(begin)

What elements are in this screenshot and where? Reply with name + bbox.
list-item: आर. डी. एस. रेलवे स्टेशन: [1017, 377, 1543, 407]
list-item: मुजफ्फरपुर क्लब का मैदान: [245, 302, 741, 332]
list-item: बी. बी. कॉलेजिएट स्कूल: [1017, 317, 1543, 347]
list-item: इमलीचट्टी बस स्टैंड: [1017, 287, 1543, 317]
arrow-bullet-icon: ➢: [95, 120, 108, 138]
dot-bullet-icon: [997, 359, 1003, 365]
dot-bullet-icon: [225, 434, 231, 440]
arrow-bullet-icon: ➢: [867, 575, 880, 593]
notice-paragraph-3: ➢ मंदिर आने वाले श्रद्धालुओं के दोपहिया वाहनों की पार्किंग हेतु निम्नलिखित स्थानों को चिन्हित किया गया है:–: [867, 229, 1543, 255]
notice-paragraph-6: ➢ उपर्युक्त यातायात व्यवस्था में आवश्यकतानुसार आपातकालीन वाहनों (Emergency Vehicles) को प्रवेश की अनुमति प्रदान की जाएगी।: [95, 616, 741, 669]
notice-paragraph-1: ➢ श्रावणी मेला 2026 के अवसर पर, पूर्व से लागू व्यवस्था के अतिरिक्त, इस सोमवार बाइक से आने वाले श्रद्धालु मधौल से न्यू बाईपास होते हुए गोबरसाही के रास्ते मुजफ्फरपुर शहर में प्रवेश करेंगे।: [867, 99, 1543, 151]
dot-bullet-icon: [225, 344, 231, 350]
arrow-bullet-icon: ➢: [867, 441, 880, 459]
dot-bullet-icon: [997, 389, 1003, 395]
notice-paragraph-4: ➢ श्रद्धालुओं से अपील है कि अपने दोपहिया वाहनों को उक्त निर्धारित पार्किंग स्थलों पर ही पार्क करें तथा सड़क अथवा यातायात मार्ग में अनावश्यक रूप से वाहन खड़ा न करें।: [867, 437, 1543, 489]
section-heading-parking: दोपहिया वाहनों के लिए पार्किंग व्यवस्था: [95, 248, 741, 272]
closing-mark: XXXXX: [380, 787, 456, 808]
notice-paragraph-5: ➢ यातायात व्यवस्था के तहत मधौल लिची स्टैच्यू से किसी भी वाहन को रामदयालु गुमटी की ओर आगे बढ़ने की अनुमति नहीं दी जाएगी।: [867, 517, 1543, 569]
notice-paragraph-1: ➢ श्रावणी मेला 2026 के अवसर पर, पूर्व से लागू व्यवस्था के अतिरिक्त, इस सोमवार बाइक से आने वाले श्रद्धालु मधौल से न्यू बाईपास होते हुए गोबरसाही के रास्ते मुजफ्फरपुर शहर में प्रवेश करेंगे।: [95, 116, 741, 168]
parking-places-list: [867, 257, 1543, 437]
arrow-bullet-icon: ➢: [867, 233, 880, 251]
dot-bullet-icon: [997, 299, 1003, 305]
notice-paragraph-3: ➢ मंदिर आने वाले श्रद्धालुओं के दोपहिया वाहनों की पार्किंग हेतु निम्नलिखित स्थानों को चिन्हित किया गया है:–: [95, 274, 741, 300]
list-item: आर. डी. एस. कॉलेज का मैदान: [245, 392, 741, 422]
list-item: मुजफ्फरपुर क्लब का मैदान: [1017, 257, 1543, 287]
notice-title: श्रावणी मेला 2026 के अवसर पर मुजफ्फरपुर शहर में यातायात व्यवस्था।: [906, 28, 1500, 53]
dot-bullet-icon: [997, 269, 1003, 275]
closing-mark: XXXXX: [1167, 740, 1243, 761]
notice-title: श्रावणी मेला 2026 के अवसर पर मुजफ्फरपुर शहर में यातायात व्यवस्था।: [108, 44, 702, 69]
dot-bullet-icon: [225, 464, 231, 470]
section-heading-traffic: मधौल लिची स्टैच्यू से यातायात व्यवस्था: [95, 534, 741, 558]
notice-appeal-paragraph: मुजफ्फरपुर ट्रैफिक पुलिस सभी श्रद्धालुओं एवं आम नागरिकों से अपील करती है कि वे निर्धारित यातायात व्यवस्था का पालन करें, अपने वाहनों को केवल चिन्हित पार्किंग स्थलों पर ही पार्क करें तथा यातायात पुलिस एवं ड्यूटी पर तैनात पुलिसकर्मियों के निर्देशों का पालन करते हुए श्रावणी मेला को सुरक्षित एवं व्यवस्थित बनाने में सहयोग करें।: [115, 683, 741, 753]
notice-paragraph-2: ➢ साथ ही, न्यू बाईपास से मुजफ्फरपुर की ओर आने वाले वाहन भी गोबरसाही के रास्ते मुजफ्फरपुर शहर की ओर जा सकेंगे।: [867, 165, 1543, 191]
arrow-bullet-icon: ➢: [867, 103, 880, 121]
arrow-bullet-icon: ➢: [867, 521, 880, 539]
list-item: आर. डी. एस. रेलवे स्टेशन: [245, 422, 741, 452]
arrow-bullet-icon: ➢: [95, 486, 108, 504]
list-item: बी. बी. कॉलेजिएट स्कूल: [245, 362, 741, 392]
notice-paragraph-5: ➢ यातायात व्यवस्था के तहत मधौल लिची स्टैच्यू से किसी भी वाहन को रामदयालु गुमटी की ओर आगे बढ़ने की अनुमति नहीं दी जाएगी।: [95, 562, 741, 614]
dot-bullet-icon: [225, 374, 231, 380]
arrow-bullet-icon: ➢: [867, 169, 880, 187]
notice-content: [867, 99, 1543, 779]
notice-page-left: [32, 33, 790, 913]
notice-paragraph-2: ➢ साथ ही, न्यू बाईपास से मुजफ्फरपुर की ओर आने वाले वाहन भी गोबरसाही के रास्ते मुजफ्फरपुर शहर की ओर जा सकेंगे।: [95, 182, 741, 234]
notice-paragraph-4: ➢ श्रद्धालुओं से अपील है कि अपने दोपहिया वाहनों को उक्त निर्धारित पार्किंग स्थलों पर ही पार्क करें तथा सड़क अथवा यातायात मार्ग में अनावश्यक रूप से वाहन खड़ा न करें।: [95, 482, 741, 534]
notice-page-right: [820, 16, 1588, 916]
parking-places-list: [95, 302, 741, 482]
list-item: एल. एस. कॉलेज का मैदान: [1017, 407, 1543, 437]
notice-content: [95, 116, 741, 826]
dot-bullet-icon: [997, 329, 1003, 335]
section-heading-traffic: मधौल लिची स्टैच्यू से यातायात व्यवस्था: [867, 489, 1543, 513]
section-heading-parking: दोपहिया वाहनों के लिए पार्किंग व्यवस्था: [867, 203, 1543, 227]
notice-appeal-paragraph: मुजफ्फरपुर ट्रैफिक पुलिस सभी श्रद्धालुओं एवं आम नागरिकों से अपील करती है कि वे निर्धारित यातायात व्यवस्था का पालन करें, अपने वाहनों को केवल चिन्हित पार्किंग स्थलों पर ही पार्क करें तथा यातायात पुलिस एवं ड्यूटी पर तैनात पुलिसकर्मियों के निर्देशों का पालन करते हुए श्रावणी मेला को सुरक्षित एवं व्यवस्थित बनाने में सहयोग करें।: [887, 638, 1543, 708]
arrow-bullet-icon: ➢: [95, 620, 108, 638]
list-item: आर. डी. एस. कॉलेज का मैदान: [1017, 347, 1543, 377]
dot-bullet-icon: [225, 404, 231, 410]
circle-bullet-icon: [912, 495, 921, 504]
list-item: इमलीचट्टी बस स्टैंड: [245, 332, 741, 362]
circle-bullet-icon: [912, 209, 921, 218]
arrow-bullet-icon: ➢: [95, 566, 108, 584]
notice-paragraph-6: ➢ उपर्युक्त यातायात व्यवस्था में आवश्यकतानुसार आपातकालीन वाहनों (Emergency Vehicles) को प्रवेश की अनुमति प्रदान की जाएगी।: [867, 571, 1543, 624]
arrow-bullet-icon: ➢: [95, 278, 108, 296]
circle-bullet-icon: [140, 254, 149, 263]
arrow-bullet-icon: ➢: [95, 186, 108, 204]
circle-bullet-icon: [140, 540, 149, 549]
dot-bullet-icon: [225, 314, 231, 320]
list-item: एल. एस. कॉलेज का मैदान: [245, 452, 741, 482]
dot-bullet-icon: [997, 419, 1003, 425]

(end)

SHORT TASK:
Change every "dot-bullet-icon" to "round-bullet-icon" in the records, beginning at the first line of the records and stopping after the line that contains "616, 741, 669]". Reproduce only those lines, with nothing else altered.

RIGHT ANSWER:
What elements are in this screenshot and where? Reply with name + bbox.
list-item: आर. डी. एस. रेलवे स्टेशन: [1017, 377, 1543, 407]
list-item: मुजफ्फरपुर क्लब का मैदान: [245, 302, 741, 332]
list-item: बी. बी. कॉलेजिएट स्कूल: [1017, 317, 1543, 347]
list-item: इमलीचट्टी बस स्टैंड: [1017, 287, 1543, 317]
arrow-bullet-icon: ➢: [95, 120, 108, 138]
round-bullet-icon: [997, 359, 1003, 365]
round-bullet-icon: [225, 434, 231, 440]
arrow-bullet-icon: ➢: [867, 575, 880, 593]
notice-paragraph-3: ➢ मंदिर आने वाले श्रद्धालुओं के दोपहिया वाहनों की पार्किंग हेतु निम्नलिखित स्थानों को चिन्हित किया गया है:–: [867, 229, 1543, 255]
notice-paragraph-6: ➢ उपर्युक्त यातायात व्यवस्था में आवश्यकतानुसार आपातकालीन वाहनों (Emergency Vehicles) को प्रवेश की अनुमति प्रदान की जाएगी।: [95, 616, 741, 669]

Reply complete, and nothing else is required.